Problem description >> What is the number of lines that include the word "北京星海钢琴集团有限公司"? Provide only that figure.

Task input >>
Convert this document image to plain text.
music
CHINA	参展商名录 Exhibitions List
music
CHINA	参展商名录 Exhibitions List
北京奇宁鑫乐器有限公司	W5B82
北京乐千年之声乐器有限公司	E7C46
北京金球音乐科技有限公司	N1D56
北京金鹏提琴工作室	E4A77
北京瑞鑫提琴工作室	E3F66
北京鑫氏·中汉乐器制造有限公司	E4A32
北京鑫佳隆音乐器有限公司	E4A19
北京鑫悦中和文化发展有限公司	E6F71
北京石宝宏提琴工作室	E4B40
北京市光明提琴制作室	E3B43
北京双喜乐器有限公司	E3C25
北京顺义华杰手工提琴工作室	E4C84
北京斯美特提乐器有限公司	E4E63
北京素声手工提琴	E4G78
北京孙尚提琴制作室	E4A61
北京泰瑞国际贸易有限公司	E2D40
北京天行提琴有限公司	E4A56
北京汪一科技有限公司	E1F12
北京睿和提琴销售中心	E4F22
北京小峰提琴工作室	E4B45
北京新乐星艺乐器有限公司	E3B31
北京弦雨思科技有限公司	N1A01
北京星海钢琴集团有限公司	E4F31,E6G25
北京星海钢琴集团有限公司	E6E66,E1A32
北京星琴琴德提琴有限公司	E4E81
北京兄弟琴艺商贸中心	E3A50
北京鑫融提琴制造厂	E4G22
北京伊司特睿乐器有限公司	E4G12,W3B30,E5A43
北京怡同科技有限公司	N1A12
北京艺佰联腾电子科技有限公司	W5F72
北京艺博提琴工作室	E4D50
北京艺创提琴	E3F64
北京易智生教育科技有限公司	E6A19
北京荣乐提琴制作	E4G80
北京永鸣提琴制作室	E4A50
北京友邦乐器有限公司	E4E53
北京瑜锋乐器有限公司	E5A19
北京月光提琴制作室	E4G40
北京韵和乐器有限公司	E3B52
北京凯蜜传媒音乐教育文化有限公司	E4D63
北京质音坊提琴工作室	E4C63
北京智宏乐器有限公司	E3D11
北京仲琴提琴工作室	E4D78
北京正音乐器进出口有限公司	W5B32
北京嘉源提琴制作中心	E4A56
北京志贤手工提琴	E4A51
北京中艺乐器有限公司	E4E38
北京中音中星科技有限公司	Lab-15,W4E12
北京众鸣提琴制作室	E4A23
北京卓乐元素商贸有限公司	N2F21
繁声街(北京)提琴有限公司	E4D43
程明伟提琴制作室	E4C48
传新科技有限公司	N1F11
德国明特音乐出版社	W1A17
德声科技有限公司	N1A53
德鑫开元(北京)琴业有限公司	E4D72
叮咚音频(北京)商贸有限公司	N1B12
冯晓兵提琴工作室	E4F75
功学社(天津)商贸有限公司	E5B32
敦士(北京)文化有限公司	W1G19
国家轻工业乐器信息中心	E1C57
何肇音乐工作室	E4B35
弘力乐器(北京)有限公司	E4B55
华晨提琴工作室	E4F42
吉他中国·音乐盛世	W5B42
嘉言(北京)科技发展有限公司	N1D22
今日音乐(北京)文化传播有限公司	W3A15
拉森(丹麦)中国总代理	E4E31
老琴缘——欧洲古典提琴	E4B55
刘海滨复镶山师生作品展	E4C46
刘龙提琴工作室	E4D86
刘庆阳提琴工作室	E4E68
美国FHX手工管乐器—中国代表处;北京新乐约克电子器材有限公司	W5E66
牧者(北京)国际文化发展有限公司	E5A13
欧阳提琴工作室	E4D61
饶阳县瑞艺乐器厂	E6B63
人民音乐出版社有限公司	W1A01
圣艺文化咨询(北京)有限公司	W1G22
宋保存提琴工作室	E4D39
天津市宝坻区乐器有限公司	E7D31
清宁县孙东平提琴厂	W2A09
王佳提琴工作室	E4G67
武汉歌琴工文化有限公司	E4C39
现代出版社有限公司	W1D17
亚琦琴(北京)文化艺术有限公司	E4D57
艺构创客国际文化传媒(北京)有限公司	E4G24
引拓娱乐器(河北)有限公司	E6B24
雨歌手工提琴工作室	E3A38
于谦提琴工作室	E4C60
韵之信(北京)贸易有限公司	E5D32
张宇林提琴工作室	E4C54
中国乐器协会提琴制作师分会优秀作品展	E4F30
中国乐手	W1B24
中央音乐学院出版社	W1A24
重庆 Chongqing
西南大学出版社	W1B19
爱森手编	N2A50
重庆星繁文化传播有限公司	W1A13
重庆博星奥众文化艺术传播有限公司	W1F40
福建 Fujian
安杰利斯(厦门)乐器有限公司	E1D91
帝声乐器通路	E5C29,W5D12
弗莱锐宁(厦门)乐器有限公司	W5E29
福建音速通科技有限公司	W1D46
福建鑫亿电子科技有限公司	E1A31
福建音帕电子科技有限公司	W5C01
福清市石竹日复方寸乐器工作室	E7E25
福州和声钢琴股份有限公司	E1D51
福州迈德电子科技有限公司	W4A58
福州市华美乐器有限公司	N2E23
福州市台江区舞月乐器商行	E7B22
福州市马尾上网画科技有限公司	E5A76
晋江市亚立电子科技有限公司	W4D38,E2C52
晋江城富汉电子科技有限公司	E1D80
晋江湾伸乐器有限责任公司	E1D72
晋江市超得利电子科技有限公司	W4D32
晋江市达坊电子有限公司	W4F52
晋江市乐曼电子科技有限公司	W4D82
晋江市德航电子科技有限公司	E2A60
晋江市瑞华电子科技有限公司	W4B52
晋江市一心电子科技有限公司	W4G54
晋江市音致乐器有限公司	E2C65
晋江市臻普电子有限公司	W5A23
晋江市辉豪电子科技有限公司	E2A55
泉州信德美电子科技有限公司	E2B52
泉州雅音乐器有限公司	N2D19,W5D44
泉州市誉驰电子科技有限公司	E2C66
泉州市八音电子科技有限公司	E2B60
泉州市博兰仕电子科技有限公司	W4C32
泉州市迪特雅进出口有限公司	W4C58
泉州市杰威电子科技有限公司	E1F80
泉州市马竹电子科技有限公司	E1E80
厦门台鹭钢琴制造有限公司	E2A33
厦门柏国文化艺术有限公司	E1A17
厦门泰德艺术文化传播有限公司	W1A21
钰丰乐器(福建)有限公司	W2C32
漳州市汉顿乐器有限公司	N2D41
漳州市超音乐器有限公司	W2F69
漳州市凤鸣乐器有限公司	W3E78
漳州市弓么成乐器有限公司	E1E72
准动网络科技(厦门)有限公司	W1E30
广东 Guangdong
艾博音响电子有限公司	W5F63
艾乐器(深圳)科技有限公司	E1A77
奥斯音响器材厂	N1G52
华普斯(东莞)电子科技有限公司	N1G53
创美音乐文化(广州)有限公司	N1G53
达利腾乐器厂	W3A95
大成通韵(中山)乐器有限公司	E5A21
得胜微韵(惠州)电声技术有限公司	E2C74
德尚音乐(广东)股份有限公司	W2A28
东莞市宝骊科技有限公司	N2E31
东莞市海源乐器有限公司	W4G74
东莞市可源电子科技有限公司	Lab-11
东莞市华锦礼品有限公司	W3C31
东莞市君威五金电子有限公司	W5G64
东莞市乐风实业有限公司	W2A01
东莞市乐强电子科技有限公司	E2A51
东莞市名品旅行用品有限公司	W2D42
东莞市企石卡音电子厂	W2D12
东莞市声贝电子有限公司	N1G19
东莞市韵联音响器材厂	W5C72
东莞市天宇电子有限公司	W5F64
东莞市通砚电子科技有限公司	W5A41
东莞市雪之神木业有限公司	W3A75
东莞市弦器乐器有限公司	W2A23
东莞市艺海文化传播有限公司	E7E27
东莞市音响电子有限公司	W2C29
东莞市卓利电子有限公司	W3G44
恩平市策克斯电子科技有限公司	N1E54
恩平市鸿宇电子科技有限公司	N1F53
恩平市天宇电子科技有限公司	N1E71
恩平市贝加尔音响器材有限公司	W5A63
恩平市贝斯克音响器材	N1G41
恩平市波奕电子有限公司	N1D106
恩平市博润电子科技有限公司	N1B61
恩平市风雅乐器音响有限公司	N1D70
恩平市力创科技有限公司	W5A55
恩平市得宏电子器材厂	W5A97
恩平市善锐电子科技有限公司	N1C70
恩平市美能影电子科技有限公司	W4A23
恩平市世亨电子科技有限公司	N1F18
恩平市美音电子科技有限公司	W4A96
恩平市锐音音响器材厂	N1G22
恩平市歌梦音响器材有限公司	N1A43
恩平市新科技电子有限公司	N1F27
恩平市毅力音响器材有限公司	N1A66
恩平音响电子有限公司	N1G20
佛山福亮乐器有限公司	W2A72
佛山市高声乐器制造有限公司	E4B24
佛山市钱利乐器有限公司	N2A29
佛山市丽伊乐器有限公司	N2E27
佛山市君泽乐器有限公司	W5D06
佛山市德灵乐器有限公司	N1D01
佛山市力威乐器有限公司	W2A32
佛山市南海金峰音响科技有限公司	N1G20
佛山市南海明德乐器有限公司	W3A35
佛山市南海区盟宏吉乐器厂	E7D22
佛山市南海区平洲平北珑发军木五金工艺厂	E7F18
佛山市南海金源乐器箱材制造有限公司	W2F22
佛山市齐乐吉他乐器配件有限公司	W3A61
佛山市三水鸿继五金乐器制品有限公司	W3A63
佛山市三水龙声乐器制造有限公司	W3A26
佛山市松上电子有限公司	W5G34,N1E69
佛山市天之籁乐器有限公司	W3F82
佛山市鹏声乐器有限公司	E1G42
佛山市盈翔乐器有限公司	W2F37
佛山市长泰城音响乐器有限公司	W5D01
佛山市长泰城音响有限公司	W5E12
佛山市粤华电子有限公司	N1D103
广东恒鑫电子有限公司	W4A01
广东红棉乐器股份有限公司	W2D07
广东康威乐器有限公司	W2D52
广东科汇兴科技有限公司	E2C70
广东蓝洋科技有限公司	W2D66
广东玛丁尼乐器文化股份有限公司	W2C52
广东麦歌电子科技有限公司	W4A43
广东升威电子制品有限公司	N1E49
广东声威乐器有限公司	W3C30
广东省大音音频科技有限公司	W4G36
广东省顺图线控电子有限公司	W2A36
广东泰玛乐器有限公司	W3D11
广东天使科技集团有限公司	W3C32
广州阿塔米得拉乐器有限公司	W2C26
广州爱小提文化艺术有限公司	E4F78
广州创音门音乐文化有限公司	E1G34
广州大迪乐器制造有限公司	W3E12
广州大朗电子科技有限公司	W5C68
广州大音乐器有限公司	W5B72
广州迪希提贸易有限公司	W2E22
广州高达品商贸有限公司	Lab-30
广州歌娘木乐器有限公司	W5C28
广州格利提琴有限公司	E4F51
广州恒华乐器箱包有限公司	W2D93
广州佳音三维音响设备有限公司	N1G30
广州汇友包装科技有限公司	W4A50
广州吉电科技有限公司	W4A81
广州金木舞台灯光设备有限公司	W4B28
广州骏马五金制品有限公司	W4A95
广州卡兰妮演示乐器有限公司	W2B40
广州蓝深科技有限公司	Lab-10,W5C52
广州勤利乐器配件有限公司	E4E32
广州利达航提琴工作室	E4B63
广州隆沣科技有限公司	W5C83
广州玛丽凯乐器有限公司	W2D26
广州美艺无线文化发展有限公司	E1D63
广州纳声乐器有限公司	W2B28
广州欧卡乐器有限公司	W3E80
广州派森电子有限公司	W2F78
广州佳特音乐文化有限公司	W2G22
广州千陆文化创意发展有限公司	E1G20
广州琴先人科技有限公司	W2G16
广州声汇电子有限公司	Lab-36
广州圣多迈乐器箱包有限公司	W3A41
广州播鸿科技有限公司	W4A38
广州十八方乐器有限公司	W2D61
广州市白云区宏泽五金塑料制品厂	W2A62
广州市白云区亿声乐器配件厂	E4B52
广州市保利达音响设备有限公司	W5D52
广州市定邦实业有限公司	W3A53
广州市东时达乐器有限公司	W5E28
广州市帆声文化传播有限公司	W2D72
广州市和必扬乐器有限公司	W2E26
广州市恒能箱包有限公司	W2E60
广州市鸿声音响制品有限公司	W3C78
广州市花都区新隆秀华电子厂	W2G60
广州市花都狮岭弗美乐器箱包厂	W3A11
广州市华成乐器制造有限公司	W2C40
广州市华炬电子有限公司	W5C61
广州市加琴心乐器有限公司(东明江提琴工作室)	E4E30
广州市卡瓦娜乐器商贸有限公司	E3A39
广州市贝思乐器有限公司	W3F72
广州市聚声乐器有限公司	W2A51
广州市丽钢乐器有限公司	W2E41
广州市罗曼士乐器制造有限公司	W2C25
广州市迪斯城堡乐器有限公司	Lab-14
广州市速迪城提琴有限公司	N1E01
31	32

Solution below >> 2